### Work to be completed
Reproduce the listing verbatim, starting at its first line and stopping after the line that contains "acknowledge-row[interactable]: I understand, but". Include both of those lines.

[Items from a dataset]
========================

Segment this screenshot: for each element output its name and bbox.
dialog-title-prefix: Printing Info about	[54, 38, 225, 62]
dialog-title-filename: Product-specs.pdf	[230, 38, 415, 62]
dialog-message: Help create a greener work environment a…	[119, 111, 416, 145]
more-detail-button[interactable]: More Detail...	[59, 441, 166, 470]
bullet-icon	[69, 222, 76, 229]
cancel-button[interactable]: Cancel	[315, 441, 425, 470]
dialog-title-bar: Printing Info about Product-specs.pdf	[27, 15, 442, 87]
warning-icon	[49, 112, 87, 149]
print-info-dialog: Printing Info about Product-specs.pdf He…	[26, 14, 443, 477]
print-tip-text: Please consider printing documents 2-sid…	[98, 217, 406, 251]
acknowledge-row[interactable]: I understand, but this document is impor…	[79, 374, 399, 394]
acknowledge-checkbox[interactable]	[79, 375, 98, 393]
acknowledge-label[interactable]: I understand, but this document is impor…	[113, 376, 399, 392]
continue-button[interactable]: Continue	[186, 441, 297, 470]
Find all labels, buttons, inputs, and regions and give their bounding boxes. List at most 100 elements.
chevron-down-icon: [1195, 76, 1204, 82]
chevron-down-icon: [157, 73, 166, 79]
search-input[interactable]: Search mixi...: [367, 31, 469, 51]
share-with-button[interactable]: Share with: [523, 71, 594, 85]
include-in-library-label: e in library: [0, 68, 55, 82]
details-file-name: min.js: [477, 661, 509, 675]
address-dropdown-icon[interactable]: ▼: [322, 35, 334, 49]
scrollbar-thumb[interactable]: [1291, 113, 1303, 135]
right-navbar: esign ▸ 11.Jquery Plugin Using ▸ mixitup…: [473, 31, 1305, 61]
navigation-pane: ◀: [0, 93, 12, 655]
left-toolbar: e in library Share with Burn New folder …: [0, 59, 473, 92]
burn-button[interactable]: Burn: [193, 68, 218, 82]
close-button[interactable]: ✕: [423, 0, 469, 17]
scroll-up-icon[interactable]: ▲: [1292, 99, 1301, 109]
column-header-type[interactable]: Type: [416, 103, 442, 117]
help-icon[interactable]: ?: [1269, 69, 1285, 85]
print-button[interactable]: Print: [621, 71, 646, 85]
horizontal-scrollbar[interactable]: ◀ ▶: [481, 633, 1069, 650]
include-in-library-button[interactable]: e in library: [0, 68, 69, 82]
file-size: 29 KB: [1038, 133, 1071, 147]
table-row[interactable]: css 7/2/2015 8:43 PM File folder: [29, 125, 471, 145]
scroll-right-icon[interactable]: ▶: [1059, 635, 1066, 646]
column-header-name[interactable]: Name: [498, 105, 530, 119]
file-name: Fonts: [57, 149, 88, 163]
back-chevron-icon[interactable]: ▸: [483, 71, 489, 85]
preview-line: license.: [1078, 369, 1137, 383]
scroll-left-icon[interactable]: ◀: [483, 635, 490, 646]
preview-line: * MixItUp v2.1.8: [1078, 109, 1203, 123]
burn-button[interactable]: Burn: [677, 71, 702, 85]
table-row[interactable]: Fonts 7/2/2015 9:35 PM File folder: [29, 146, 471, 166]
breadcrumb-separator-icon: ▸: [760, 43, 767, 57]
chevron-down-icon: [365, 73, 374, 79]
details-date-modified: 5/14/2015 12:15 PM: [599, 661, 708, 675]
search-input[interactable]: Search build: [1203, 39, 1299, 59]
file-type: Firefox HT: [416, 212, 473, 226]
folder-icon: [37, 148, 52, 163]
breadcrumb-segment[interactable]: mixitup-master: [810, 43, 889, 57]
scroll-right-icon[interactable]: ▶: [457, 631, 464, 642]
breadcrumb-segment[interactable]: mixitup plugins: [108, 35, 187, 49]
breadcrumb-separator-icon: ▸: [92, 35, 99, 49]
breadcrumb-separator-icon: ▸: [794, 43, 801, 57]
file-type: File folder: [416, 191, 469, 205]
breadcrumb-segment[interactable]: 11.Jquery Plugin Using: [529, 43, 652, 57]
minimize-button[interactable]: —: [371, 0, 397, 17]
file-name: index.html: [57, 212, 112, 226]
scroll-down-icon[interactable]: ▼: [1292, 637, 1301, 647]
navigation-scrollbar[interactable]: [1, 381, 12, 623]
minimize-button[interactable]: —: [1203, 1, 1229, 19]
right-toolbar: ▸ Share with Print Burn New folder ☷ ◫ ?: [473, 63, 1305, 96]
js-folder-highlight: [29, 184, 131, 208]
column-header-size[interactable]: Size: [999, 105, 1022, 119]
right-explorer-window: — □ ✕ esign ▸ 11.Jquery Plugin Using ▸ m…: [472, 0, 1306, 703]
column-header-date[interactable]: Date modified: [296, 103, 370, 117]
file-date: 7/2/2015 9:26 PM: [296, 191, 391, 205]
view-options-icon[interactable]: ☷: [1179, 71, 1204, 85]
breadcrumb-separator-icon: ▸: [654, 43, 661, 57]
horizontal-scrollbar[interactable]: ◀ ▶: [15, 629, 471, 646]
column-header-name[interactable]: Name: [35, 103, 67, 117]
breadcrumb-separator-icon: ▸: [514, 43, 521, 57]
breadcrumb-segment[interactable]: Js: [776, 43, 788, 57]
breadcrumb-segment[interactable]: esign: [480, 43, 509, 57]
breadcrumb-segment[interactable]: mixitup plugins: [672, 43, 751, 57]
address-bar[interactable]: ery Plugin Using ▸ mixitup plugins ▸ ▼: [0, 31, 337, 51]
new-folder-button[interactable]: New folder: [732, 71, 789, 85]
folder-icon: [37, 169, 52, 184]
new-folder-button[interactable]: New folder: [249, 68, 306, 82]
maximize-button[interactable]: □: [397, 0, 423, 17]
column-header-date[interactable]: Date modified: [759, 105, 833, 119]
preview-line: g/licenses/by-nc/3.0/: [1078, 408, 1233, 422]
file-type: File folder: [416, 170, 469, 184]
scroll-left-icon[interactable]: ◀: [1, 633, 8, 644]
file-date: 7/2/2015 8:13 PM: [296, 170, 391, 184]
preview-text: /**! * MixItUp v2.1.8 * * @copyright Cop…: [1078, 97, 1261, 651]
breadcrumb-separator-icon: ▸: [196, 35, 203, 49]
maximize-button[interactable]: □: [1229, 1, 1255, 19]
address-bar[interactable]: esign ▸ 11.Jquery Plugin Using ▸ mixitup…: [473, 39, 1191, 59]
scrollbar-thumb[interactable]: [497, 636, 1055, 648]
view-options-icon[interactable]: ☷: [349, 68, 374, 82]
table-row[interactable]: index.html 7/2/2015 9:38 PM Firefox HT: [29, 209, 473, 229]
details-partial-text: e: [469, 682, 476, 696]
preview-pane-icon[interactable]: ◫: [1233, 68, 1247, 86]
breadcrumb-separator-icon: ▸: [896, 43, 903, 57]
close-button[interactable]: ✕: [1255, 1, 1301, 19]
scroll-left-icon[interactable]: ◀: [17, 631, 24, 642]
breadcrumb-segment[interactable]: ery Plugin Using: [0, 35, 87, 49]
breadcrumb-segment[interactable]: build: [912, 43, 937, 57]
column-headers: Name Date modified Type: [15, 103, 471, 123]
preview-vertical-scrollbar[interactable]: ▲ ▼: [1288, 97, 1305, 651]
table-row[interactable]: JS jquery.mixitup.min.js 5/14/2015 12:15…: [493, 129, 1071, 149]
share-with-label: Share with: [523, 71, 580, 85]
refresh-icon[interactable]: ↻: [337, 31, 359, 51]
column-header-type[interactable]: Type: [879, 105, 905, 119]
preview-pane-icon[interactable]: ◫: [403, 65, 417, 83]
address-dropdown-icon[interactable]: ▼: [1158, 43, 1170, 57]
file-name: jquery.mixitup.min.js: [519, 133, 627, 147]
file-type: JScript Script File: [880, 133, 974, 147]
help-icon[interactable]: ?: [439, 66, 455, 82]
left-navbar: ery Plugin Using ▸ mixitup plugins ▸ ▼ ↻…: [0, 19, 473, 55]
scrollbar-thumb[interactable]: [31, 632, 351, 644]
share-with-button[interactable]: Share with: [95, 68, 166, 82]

========================

### Problem solution
Segment this screenshot: for each element output its name and bbox.
dialog-title-prefix: Printing Info about	[54, 38, 225, 62]
dialog-title-filename: Product-specs.pdf	[230, 38, 415, 62]
dialog-message: Help create a greener work environment a…	[119, 111, 416, 145]
more-detail-button[interactable]: More Detail...	[59, 441, 166, 470]
bullet-icon	[69, 222, 76, 229]
cancel-button[interactable]: Cancel	[315, 441, 425, 470]
dialog-title-bar: Printing Info about Product-specs.pdf	[27, 15, 442, 87]
warning-icon	[49, 112, 87, 149]
print-info-dialog: Printing Info about Product-specs.pdf He…	[26, 14, 443, 477]
print-tip-text: Please consider printing documents 2-sid…	[98, 217, 406, 251]
acknowledge-row[interactable]: I understand, but this document is impor…	[79, 374, 399, 394]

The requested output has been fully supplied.